== Extracted information ==
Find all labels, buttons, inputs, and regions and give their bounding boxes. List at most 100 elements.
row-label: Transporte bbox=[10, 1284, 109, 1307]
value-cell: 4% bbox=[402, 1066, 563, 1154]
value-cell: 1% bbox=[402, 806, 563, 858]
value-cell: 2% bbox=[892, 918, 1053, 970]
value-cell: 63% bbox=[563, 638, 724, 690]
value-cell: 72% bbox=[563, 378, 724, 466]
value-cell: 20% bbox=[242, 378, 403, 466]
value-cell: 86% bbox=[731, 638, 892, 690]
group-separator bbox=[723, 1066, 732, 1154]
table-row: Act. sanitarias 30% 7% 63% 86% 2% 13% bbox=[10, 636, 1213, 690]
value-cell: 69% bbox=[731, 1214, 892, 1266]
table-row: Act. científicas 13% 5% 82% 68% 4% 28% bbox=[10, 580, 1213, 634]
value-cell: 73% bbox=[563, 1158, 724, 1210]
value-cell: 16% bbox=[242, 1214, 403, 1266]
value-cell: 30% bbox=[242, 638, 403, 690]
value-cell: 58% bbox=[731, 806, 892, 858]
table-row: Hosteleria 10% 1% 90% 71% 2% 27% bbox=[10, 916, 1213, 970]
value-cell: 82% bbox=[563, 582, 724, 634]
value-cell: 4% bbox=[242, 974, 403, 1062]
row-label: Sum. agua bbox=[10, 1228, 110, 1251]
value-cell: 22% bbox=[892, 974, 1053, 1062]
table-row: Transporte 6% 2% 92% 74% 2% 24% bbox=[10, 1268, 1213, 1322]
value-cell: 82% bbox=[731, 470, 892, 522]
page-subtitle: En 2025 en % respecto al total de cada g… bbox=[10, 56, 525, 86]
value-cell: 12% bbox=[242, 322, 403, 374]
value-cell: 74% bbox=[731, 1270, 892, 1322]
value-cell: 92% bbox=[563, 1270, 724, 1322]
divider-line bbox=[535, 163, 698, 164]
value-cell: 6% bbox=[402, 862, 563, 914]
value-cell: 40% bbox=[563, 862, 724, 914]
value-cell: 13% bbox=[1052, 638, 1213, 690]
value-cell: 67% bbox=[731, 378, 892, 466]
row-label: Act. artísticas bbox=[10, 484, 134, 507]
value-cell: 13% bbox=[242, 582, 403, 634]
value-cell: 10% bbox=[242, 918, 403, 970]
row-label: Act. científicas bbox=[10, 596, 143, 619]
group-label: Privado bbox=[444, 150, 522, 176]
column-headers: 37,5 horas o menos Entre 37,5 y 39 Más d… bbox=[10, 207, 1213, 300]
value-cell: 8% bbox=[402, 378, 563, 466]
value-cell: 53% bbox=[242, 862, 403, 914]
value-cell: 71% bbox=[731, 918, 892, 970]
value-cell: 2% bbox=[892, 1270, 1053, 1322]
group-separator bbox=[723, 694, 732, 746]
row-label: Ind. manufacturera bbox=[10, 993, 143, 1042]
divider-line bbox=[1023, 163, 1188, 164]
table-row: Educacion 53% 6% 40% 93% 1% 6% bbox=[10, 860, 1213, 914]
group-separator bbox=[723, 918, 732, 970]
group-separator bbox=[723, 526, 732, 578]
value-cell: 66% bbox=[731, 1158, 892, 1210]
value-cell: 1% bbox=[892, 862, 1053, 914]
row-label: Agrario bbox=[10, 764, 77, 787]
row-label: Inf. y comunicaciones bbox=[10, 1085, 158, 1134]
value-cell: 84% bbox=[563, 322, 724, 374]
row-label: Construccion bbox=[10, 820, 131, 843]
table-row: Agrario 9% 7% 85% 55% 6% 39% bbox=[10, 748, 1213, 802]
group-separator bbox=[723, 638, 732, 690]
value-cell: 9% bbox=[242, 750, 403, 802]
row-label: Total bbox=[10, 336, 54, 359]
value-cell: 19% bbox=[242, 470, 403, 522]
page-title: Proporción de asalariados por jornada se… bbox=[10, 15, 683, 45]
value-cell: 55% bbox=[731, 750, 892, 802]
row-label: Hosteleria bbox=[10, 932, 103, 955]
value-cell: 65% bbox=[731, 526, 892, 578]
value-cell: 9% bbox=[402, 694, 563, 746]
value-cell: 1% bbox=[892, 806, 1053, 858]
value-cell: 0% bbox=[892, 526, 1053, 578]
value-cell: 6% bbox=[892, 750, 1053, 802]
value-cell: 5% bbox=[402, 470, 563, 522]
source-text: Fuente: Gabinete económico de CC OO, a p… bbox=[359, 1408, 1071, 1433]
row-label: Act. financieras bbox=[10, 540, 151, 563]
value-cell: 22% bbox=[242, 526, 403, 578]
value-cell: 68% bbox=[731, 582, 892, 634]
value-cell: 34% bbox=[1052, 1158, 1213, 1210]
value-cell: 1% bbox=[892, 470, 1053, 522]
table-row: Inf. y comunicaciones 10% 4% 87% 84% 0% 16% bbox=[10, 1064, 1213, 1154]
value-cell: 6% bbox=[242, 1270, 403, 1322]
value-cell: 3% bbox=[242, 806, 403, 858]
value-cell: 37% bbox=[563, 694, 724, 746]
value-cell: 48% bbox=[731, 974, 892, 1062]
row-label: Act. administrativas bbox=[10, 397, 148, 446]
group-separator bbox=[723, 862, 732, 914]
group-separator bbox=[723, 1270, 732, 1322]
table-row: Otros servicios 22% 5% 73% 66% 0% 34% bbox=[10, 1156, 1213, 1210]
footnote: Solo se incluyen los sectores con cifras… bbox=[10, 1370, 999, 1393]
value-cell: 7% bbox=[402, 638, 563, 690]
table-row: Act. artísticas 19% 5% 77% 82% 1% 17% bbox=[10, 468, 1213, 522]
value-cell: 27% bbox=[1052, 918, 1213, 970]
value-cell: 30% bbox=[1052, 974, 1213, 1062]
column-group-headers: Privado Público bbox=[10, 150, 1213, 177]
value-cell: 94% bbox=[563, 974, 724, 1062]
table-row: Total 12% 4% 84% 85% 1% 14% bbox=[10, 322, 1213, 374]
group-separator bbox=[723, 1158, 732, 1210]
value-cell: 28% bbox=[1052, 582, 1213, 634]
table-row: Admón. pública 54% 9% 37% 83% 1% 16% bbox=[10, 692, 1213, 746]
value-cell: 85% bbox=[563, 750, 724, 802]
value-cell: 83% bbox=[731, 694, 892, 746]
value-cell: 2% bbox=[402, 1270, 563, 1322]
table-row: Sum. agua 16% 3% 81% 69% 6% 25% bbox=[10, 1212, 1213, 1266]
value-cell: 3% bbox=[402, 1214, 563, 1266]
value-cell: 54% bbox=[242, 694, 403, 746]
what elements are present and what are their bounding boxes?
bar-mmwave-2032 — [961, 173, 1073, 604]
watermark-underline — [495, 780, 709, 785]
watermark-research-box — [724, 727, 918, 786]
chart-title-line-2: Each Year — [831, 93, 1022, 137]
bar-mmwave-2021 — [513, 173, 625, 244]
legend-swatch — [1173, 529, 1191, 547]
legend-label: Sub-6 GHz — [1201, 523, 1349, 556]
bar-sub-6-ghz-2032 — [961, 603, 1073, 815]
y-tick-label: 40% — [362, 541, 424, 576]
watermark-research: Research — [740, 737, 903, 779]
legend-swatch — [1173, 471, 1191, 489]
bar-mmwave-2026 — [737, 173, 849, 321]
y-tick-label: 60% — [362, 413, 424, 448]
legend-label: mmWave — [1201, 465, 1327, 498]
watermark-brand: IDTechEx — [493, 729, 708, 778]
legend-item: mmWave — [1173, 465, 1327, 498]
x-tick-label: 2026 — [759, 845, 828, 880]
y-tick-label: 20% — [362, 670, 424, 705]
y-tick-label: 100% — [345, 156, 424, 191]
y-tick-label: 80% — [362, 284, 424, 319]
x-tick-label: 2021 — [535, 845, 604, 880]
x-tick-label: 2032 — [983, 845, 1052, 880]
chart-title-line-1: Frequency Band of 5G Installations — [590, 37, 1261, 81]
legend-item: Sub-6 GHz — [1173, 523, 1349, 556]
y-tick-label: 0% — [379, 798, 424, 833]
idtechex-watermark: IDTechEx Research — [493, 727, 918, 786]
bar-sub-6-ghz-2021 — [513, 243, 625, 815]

== Task instructions ==
Identify every line of the items above that contains the string "tick", and copy each one. Case counts.

== Reply ==
y-tick-label: 40% — [362, 541, 424, 576]
y-tick-label: 60% — [362, 413, 424, 448]
x-tick-label: 2026 — [759, 845, 828, 880]
y-tick-label: 20% — [362, 670, 424, 705]
y-tick-label: 100% — [345, 156, 424, 191]
y-tick-label: 80% — [362, 284, 424, 319]
x-tick-label: 2021 — [535, 845, 604, 880]
x-tick-label: 2032 — [983, 845, 1052, 880]
y-tick-label: 0% — [379, 798, 424, 833]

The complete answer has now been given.